- _Description of the task_:
Reproduce all the entries precisely.

====== Material supplied

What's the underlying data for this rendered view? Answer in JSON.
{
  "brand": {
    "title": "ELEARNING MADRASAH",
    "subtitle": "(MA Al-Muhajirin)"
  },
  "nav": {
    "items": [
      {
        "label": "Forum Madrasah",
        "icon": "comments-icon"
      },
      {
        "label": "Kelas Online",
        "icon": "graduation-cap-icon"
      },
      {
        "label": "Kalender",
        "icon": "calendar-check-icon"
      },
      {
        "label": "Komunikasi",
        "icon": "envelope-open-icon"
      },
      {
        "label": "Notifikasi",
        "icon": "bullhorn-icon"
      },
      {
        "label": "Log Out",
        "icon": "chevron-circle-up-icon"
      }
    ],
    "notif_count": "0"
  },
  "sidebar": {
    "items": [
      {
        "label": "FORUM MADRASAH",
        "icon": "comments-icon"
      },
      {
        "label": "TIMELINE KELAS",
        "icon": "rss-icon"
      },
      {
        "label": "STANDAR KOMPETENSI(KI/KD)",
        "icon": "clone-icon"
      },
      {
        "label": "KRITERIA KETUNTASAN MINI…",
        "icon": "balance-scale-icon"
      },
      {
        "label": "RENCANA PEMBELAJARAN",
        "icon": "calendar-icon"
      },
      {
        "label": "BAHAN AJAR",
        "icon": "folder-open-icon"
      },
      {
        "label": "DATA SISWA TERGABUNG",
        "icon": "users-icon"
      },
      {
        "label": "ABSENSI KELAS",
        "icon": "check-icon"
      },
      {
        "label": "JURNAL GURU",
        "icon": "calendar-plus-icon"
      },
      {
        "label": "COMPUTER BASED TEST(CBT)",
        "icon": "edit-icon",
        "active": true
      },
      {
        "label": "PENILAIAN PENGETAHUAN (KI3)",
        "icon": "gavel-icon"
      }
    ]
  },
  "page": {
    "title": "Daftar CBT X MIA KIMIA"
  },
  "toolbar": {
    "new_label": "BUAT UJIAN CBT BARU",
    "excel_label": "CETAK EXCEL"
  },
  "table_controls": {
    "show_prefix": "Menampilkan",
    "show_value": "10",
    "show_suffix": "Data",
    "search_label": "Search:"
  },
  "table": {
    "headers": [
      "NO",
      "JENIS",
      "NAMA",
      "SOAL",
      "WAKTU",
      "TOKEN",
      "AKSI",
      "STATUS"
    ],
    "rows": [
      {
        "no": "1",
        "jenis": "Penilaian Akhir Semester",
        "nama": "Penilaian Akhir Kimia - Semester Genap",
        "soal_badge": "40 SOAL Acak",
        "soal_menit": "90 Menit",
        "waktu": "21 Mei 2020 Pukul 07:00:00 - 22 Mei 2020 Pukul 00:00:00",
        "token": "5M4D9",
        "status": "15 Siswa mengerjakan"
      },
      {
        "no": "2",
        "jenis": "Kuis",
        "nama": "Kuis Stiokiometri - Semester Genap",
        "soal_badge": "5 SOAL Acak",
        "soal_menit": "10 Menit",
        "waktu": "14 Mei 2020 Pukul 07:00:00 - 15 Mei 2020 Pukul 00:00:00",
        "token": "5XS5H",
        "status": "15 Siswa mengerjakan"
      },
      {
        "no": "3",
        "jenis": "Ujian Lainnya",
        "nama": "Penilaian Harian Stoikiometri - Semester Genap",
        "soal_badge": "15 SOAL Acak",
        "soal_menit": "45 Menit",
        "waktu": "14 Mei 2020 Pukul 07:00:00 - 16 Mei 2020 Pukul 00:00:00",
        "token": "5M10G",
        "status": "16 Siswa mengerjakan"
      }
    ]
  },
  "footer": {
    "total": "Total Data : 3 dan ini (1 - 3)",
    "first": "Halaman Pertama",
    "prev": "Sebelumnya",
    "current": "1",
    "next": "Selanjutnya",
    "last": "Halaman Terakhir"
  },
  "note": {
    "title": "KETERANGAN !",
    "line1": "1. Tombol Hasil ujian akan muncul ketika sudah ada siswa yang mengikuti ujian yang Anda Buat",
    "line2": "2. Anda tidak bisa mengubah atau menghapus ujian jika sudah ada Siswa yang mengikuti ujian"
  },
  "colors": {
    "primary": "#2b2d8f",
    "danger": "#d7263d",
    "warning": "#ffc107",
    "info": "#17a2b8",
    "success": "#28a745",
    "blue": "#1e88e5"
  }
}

============

- _Task result_:
What's the underlying data for this rendered view? Answer in JSON.
{
  "brand": {
    "title": "ELEARNING MADRASAH",
    "subtitle": "(MA Al-Muhajirin)"
  },
  "nav": {
    "items": [
      {
        "label": "Forum Madrasah",
        "icon": "comments-icon"
      },
      {
        "label": "Kelas Online",
        "icon": "graduation-cap-icon"
      },
      {
        "label": "Kalender",
        "icon": "calendar-check-icon"
      },
      {
        "label": "Komunikasi",
        "icon": "envelope-open-icon"
      },
      {
        "label": "Notifikasi",
        "icon": "bullhorn-icon"
      },
      {
        "label": "Log Out",
        "icon": "chevron-circle-up-icon"
      }
    ],
    "notif_count": "0"
  },
  "sidebar": {
    "items": [
      {
        "label": "FORUM MADRASAH",
        "icon": "comments-icon"
      },
      {
        "label": "TIMELINE KELAS",
        "icon": "rss-icon"
      },
      {
        "label": "STANDAR KOMPETENSI(KI/KD)",
        "icon": "clone-icon"
      },
      {
        "label": "KRITERIA KETUNTASAN MINI…",
        "icon": "balance-scale-icon"
      },
      {
        "label": "RENCANA PEMBELAJARAN",
        "icon": "calendar-icon"
      },
      {
        "label": "BAHAN AJAR",
        "icon": "folder-open-icon"
      },
      {
        "label": "DATA SISWA TERGABUNG",
        "icon": "users-icon"
      },
      {
        "label": "ABSENSI KELAS",
        "icon": "check-icon"
      },
      {
        "label": "JURNAL GURU",
        "icon": "calendar-plus-icon"
      },
      {
        "label": "COMPUTER BASED TEST(CBT)",
        "icon": "edit-icon",
        "active": true
      },
      {
        "label": "PENILAIAN PENGETAHUAN (KI3)",
        "icon": "gavel-icon"
      }
    ]
  },
  "page": {
    "title": "Daftar CBT X MIA KIMIA"
  },
  "toolbar": {
    "new_label": "BUAT UJIAN CBT BARU",
    "excel_label": "CETAK EXCEL"
  },
  "table_controls": {
    "show_prefix": "Menampilkan",
    "show_value": "10",
    "show_suffix": "Data",
    "search_label": "Search:"
  },
  "table": {
    "headers": [
      "NO",
      "JENIS",
      "NAMA",
      "SOAL",
      "WAKTU",
      "TOKEN",
      "AKSI",
      "STATUS"
    ],
    "rows": [
      {
        "no": "1",
        "jenis": "Penilaian Akhir Semester",
        "nama": "Penilaian Akhir Kimia - Semester Genap",
        "soal_badge": "40 SOAL Acak",
        "soal_menit": "90 Menit",
        "waktu": "21 Mei 2020 Pukul 07:00:00 - 22 Mei 2020 Pukul 00:00:00",
        "token": "5M4D9",
        "status": "15 Siswa mengerjakan"
      },
      {
        "no": "2",
        "jenis": "Kuis",
        "nama": "Kuis Stiokiometri - Semester Genap",
        "soal_badge": "5 SOAL Acak",
        "soal_menit": "10 Menit",
        "waktu": "14 Mei 2020 Pukul 07:00:00 - 15 Mei 2020 Pukul 00:00:00",
        "token": "5XS5H",
        "status": "15 Siswa mengerjakan"
      },
      {
        "no": "3",
        "jenis": "Ujian Lainnya",
        "nama": "Penilaian Harian Stoikiometri - Semester Genap",
        "soal_badge": "15 SOAL Acak",
        "soal_menit": "45 Menit",
        "waktu": "14 Mei 2020 Pukul 07:00:00 - 16 Mei 2020 Pukul 00:00:00",
        "token": "5M10G",
        "status": "16 Siswa mengerjakan"
      }
    ]
  },
  "footer": {
    "total": "Total Data : 3 dan ini (1 - 3)",
    "first": "Halaman Pertama",
    "prev": "Sebelumnya",
    "current": "1",
    "next": "Selanjutnya",
    "last": "Halaman Terakhir"
  },
  "note": {
    "title": "KETERANGAN !",
    "line1": "1. Tombol Hasil ujian akan muncul ketika sudah ada siswa yang mengikuti ujian yang Anda Buat",
    "line2": "2. Anda tidak bisa mengubah atau menghapus ujian jika sudah ada Siswa yang mengikuti ujian"
  },
  "colors": {
    "primary": "#2b2d8f",
    "danger": "#d7263d",
    "warning": "#ffc107",
    "info": "#17a2b8",
    "success": "#28a745",
    "blue": "#1e88e5"
  }
}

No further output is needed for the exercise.